====== WORKING DATA ======

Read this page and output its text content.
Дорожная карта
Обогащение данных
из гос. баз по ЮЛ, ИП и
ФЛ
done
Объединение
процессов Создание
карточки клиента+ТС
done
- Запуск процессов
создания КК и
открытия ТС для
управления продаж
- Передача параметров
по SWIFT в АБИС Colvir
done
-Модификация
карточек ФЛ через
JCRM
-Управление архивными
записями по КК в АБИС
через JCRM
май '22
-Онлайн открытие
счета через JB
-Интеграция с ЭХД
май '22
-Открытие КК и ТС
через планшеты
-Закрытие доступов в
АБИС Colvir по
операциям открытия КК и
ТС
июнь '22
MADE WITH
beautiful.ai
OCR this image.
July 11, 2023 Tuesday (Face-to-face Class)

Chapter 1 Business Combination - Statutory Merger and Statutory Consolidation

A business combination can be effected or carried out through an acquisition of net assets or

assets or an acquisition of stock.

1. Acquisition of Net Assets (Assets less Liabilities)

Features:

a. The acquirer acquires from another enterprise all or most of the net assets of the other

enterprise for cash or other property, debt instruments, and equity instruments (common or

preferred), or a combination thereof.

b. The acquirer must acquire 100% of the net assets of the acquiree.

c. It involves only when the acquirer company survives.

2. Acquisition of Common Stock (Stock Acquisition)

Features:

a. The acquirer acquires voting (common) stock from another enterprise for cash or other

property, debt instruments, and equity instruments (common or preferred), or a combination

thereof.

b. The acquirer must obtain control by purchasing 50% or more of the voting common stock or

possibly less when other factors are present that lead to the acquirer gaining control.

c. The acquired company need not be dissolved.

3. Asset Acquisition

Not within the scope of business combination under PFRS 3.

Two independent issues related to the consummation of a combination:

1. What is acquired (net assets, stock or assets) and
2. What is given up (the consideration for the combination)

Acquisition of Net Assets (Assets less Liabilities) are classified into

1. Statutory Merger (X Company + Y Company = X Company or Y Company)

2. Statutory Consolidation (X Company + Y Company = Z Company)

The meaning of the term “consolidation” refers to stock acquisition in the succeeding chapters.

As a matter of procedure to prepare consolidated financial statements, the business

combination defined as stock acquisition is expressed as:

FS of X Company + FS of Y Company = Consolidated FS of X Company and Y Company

======

WHAT TO WORK ON:
Every record should be given again exactly.

RESPONSE:
Read this page and output its text content.
Дорожная карта
Обогащение данных
из гос. баз по ЮЛ, ИП и
ФЛ
done
Объединение
процессов Создание
карточки клиента+ТС
done
- Запуск процессов
создания КК и
открытия ТС для
управления продаж
- Передача параметров
по SWIFT в АБИС Colvir
done
-Модификация
карточек ФЛ через
JCRM
-Управление архивными
записями по КК в АБИС
через JCRM
май '22
-Онлайн открытие
счета через JB
-Интеграция с ЭХД
май '22
-Открытие КК и ТС
через планшеты
-Закрытие доступов в
АБИС Colvir по
операциям открытия КК и
ТС
июнь '22
MADE WITH
beautiful.ai
OCR this image.
July 11, 2023 Tuesday (Face-to-face Class)

Chapter 1 Business Combination - Statutory Merger and Statutory Consolidation

A business combination can be effected or carried out through an acquisition of net assets or

assets or an acquisition of stock.

1. Acquisition of Net Assets (Assets less Liabilities)

Features:

a. The acquirer acquires from another enterprise all or most of the net assets of the other

enterprise for cash or other property, debt instruments, and equity instruments (common or

preferred), or a combination thereof.

b. The acquirer must acquire 100% of the net assets of the acquiree.

c. It involves only when the acquirer company survives.

2. Acquisition of Common Stock (Stock Acquisition)

Features:

a. The acquirer acquires voting (common) stock from another enterprise for cash or other

property, debt instruments, and equity instruments (common or preferred), or a combination

thereof.

b. The acquirer must obtain control by purchasing 50% or more of the voting common stock or

possibly less when other factors are present that lead to the acquirer gaining control.

c. The acquired company need not be dissolved.

3. Asset Acquisition

Not within the scope of business combination under PFRS 3.

Two independent issues related to the consummation of a combination:

1. What is acquired (net assets, stock or assets) and
2. What is given up (the consideration for the combination)

Acquisition of Net Assets (Assets less Liabilities) are classified into

1. Statutory Merger (X Company + Y Company = X Company or Y Company)

2. Statutory Consolidation (X Company + Y Company = Z Company)

The meaning of the term “consolidation” refers to stock acquisition in the succeeding chapters.

As a matter of procedure to prepare consolidated financial statements, the business

combination defined as stock acquisition is expressed as:

FS of X Company + FS of Y Company = Consolidated FS of X Company and Y Company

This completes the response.